(begin)

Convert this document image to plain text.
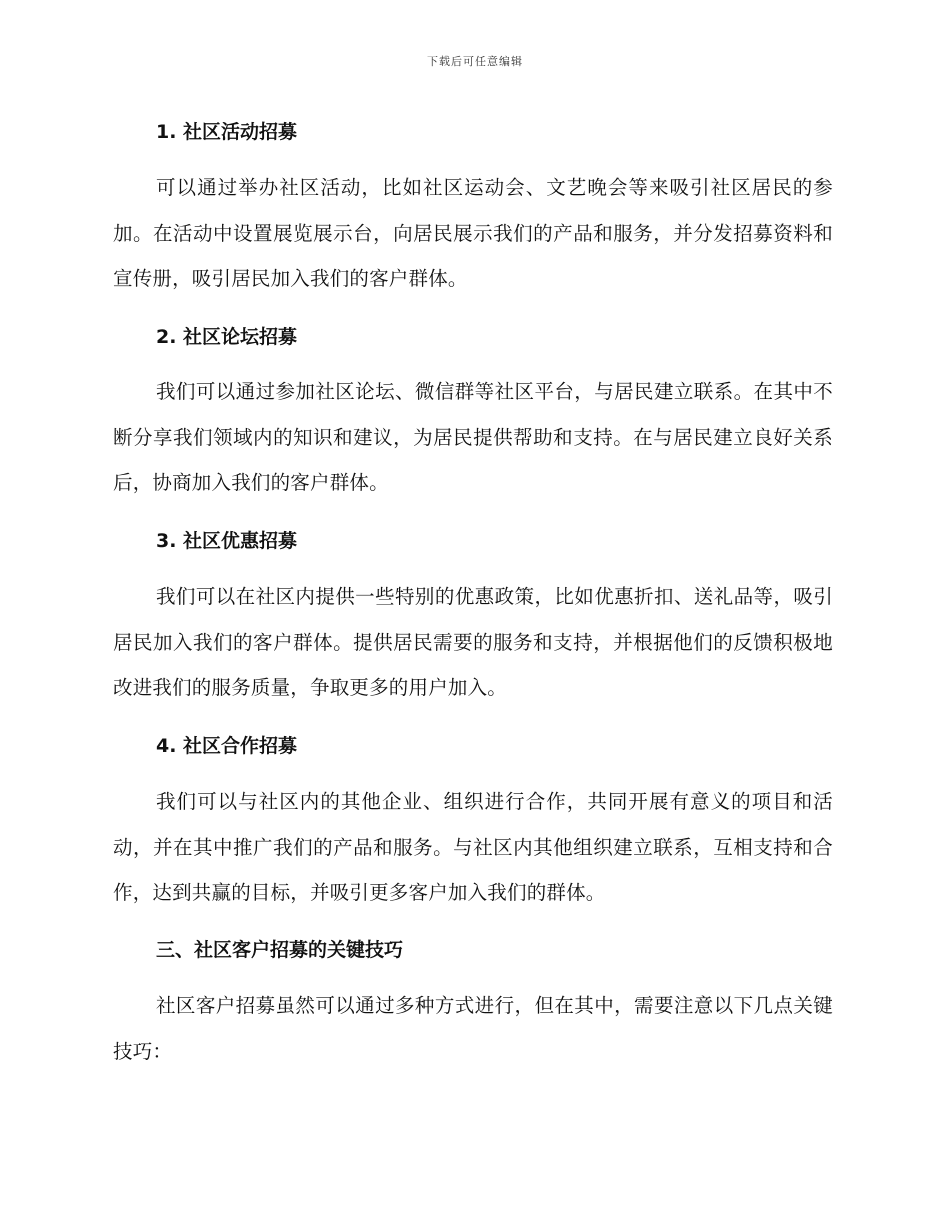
下载后可任意编辑
1. 社区活动招募
可以通过举办社区活动，比如社区运动会、文艺晚会等来吸引社区居民的参加。在活动中设置展览展示台，向居民展示我们的产品和服务，并分发招募资料和宣传册，吸引居民加入我们的客户群体。
2. 社区论坛招募
我们可以通过参加社区论坛、微信群等社区平台，与居民建立联系。在其中不断分享我们领域内的知识和建议，为居民提供帮助和支持。在与居民建立良好关系后，协商加入我们的客户群体。
3. 社区优惠招募
我们可以在社区内提供一些特别的优惠政策，比如优惠折扣、送礼品等，吸引居民加入我们的客户群体。提供居民需要的服务和支持，并根据他们的反馈积极地改进我们的服务质量，争取更多的用户加入。
4. 社区合作招募
我们可以与社区内的其他企业、组织进行合作，共同开展有意义的项目和活动，并在其中推广我们的产品和服务。与社区内其他组织建立联系，互相支持和合作，达到共赢的目标，并吸引更多客户加入我们的群体。
三、社区客户招募的关键技巧
社区客户招募虽然可以通过多种方式进行，但在其中，需要注意以下几点关键技巧：
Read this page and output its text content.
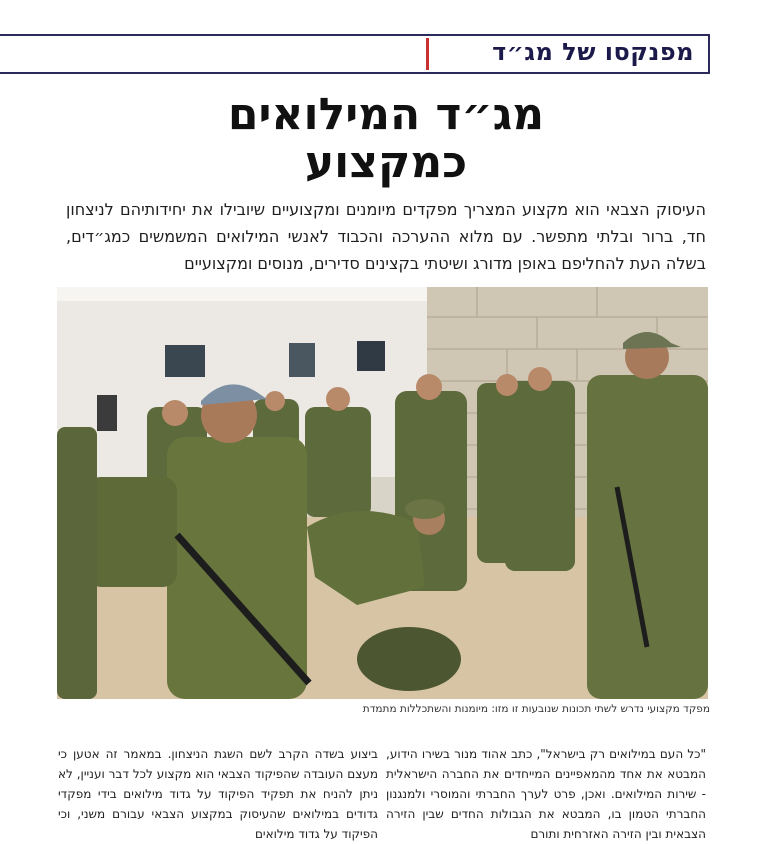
מפנקסו של מג״ד
מג״ד המילואים
כמקצוע
העיסוק הצבאי הוא מקצוע המצריך מפקדים מיומנים ומקצועיים שיובילו את יחידותיהם לניצחון חד, ברור ובלתי מתפשר. עם מלוא ההערכה והכבוד לאנשי המילואים המשמשים כמג״דים, בשלה העת להחליפם באופן מדורג ושיטתי בקצינים סדירים, מנוסים ומקצועיים
מפקד מקצועי נדרש לשתי תכונות שנובעות זו מזו: מיומנות והשתכללות מתמדת
"כל העם במילואים רק בישראל", כתב אהוד מנור בשירו הידוע, המבטא את אחד מהמאפיינים המייחדים את החברה הישראלית - שירות המילואים. ואכן, פרט לערך החברתי והמוסרי ולמנגנון החברתי הטמון בו, המבטא את הגבולות החדים שבין הזירה הצבאית ובין הזירה האזרחית ותורם
ביצוע בשדה הקרב לשם השגת הניצחון. במאמר זה אטען כי מעצם העובדה שהפיקוד הצבאי הוא מקצוע לכל דבר ועניין, לא ניתן להניח את תפקיד הפיקוד על גדוד מילואים בידי מפקדי גדודים במילואים שהעיסוק במקצוע הצבאי עבורם משני, וכי הפיקוד על גדוד מילואים
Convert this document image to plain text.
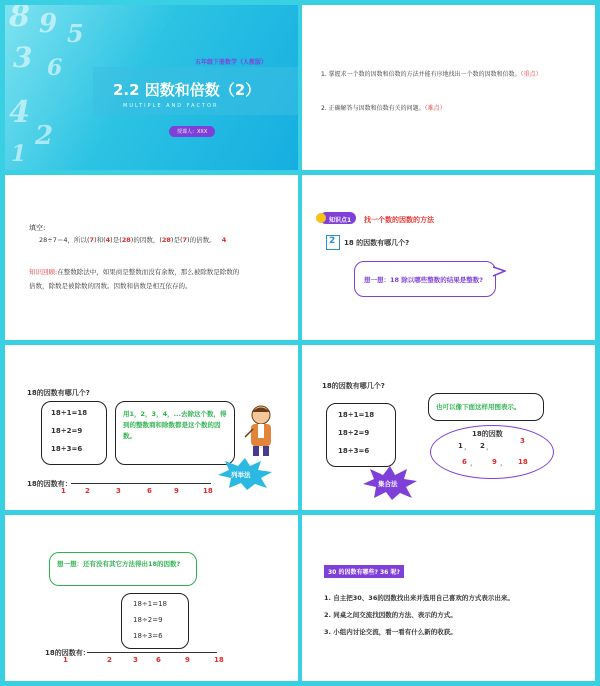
8 9 5
3 6
4
2
1
五年级下册数学（人教版）
2.2 因数和倍数（2）
MULTIPLE AND FACTOR
授课人：XXX
1. 掌握求一个数的因数和倍数的方法并能有序地找出一个数的因数和倍数。（重点）
2. 正确解答与因数和倍数有关的问题。（难点）
填空:
28÷7＝4，所以(7)和(4)是(28)的因数，(28)是(7)的倍数。 4
知识回顾:在整数除法中，如果商是整数而没有余数，那么被除数是除数的
倍数，除数是被除数的因数。因数和倍数是相互依存的。
知识点1 找一个数的因数的方法
2 18 的因数有哪几个?
想一想：18 除以哪些整数的结果是整数?
18的因数有哪几个?
18÷1=18
18÷2=9
18÷3=6
用1，2，3，4，...去除这个数，得到的整数商和除数都是这个数的因数。
列举法
18的因数有：
1	2	3	6	9	18
18的因数有哪几个?
18÷1=18
18÷2=9
18÷3=6
也可以像下面这样用图表示。
18的因数
1 ， 2 ，
3
6 ， 9 ， 18
集合法
想一想：还有没有其它方法得出18的因数?
18÷1=18
18÷2=9
18÷3=6
18的因数有：
1	2	3	6	9	18
30 的因数有哪些? 36 呢?
1. 自主把30、36的因数找出来并选用自己喜欢的方式表示出来。
2. 同桌之间交流找因数的方法、表示的方式。
3. 小组内讨论交流，看一看有什么新的收获。
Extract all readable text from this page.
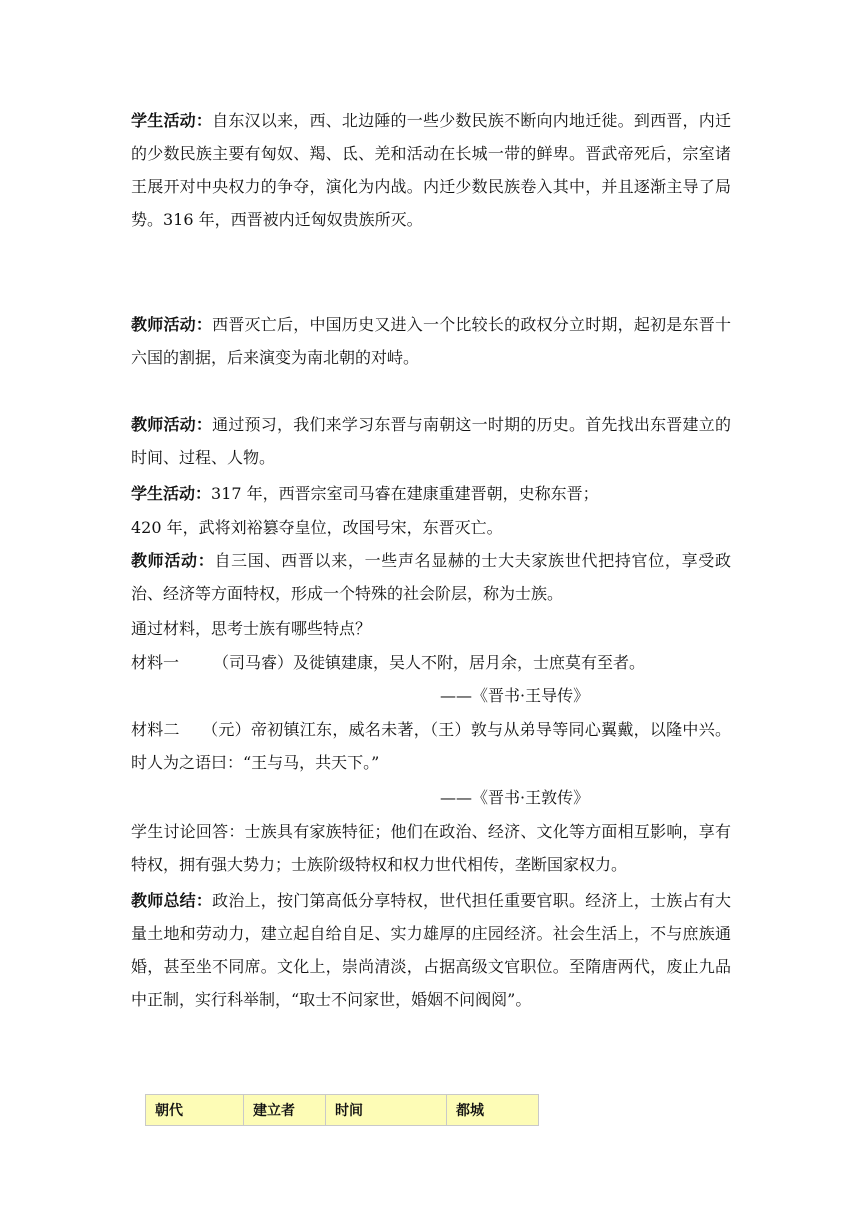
学生活动：自东汉以来，西、北边陲的一些少数民族不断向内地迁徙。到西晋，内迁的少数民族主要有匈奴、羯、氐、羌和活动在长城一带的鲜卑。晋武帝死后，宗室诸王展开对中央权力的争夺，演化为内战。内迁少数民族卷入其中，并且逐渐主导了局势。316 年，西晋被内迁匈奴贵族所灭。

教师活动：西晋灭亡后，中国历史又进入一个比较长的政权分立时期，起初是东晋十六国的割据，后来演变为南北朝的对峙。

教师活动：通过预习，我们来学习东晋与南朝这一时期的历史。首先找出东晋建立的时间、过程、人物。

学生活动：317 年，西晋宗室司马睿在建康重建晋朝，史称东晋；

420 年，武将刘裕篡夺皇位，改国号宋，东晋灭亡。

教师活动：自三国、西晋以来，一些声名显赫的士大夫家族世代把持官位，享受政治、经济等方面特权，形成一个特殊的社会阶层，称为士族。

通过材料，思考士族有哪些特点？

材料一 （司马睿）及徙镇建康，吴人不附，居月余，士庶莫有至者。

——《晋书·王导传》

材料二 （元）帝初镇江东，威名未著，（王）敦与从弟导等同心翼戴，以隆中兴。时人为之语曰：“王与马，共天下。”

——《晋书·王敦传》

学生讨论回答：士族具有家族特征；他们在政治、经济、文化等方面相互影响，享有特权，拥有强大势力；士族阶级特权和权力世代相传，垄断国家权力。

教师总结：政治上，按门第高低分享特权，世代担任重要官职。经济上，士族占有大量土地和劳动力，建立起自给自足、实力雄厚的庄园经济。社会生活上，不与庶族通婚，甚至坐不同席。文化上，崇尚清淡，占据高级文官职位。至隋唐两代，废止九品中正制，实行科举制，“取士不问家世，婚姻不问阀阅”。

朝代	建立者	时间	都城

(end)

REQUEST
Only lines that contain the word "page" are wanted; copy each of them.

WRITTEN SOLUTION
Read this page and output its text content.
Extract all readable text from this page.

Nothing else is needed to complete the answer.